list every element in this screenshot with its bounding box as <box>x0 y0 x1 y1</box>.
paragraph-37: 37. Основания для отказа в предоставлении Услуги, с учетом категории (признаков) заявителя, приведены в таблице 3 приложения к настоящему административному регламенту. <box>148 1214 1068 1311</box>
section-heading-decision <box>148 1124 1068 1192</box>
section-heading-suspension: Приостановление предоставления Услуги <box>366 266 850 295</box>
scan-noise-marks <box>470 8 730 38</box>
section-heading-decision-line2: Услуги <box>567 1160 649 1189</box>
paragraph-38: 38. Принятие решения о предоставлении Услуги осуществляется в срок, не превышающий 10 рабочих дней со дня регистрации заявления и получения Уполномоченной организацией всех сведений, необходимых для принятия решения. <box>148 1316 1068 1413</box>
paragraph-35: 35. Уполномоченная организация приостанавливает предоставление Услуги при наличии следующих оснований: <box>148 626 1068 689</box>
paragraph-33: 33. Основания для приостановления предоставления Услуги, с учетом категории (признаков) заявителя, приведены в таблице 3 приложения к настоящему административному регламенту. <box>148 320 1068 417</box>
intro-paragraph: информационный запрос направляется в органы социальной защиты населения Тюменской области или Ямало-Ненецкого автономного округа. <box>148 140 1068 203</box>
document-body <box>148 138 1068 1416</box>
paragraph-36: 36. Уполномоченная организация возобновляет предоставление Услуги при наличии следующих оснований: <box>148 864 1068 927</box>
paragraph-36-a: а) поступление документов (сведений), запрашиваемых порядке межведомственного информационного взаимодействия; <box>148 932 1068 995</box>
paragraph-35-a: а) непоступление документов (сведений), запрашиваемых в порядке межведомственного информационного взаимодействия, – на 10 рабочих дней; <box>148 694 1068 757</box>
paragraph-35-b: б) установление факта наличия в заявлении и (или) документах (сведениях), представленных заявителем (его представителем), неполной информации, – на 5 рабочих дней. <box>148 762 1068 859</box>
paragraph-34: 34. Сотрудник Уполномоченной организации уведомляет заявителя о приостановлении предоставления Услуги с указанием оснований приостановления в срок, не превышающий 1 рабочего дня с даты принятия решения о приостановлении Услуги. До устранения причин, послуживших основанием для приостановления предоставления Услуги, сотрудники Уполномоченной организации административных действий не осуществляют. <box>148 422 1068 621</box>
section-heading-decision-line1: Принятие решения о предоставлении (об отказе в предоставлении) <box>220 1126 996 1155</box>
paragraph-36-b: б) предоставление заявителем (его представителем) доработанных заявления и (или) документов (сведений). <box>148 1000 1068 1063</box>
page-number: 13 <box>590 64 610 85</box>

- Goal:
Reproduce the records from their beginning through the line containing "paragraph-38: 38. Принятие", changing "bounding box" to "enclosing frame" and leaving everything else as it stands.

- Result:
list every element in this screenshot with its enclosing frame as <box>x0 y0 x1 y1</box>.
paragraph-37: 37. Основания для отказа в предоставлении Услуги, с учетом категории (признаков) заявителя, приведены в таблице 3 приложения к настоящему административному регламенту. <box>148 1214 1068 1311</box>
section-heading-decision <box>148 1124 1068 1192</box>
section-heading-suspension: Приостановление предоставления Услуги <box>366 266 850 295</box>
scan-noise-marks <box>470 8 730 38</box>
section-heading-decision-line2: Услуги <box>567 1160 649 1189</box>
paragraph-38: 38. Принятие решения о предоставлении Услуги осуществляется в срок, не превышающий 10 рабочих дней со дня регистрации заявления и получения Уполномоченной организацией всех сведений, необходимых для принятия решения. <box>148 1316 1068 1413</box>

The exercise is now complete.